= Work to be completed =
Look for the string "this" in every line, and copy each line that has it.

= Record excerpts =
○ ○ ○ ○ ○ ○ ○
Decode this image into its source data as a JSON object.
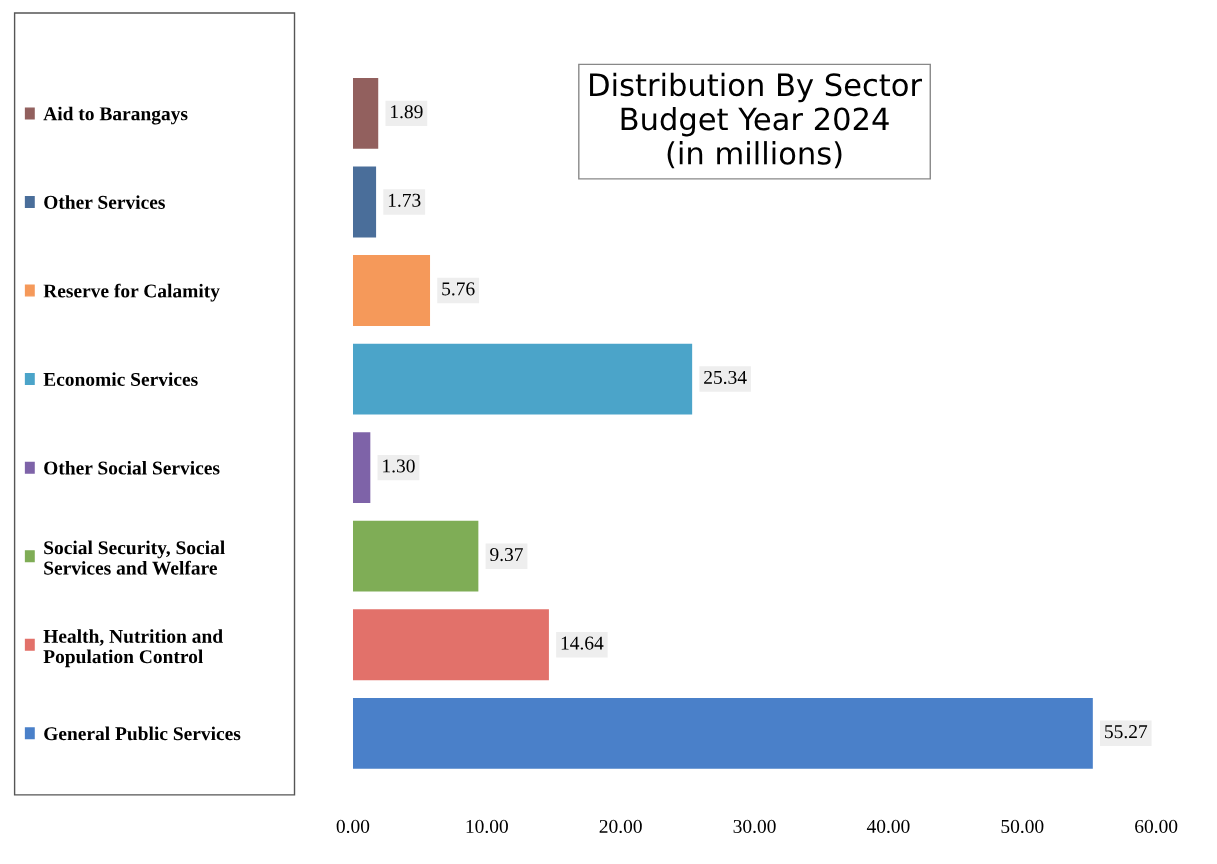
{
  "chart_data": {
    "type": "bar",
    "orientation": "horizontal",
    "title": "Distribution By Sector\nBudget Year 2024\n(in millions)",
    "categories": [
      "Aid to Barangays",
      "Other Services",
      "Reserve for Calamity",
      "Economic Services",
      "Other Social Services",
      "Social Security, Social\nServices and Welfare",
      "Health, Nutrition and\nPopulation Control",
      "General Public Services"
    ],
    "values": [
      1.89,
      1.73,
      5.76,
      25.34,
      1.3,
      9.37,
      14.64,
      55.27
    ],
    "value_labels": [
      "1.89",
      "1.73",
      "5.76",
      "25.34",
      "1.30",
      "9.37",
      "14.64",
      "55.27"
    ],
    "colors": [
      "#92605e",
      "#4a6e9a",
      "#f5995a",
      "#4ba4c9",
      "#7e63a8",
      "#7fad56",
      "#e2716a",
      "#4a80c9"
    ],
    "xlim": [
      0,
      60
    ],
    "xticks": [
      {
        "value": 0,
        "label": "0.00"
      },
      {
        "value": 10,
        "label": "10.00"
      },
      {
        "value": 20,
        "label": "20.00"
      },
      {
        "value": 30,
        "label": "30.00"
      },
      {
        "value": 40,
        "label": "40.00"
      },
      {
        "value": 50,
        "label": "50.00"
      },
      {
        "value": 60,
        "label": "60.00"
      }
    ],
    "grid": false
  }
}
○ ○ ○ ○ ○ ○ ○
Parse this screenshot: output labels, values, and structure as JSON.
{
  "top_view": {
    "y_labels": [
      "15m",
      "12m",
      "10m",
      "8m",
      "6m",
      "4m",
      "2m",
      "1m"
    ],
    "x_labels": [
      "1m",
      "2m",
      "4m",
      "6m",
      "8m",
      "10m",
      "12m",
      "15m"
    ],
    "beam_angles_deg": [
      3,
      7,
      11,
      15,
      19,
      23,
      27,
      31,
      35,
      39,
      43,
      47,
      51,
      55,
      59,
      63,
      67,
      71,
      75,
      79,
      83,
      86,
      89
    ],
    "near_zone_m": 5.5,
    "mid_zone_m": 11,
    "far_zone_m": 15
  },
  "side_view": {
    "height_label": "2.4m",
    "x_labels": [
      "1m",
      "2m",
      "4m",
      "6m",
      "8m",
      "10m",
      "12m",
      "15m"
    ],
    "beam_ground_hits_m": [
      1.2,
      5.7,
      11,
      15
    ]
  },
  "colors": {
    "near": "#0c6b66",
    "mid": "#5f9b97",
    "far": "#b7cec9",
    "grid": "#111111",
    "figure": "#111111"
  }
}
○ ○ ○ ○ ○ ○ ○
= Response =
Decode this image into its source data as a JSON object.
Parse this screenshot: output labels, values, and structure as JSON.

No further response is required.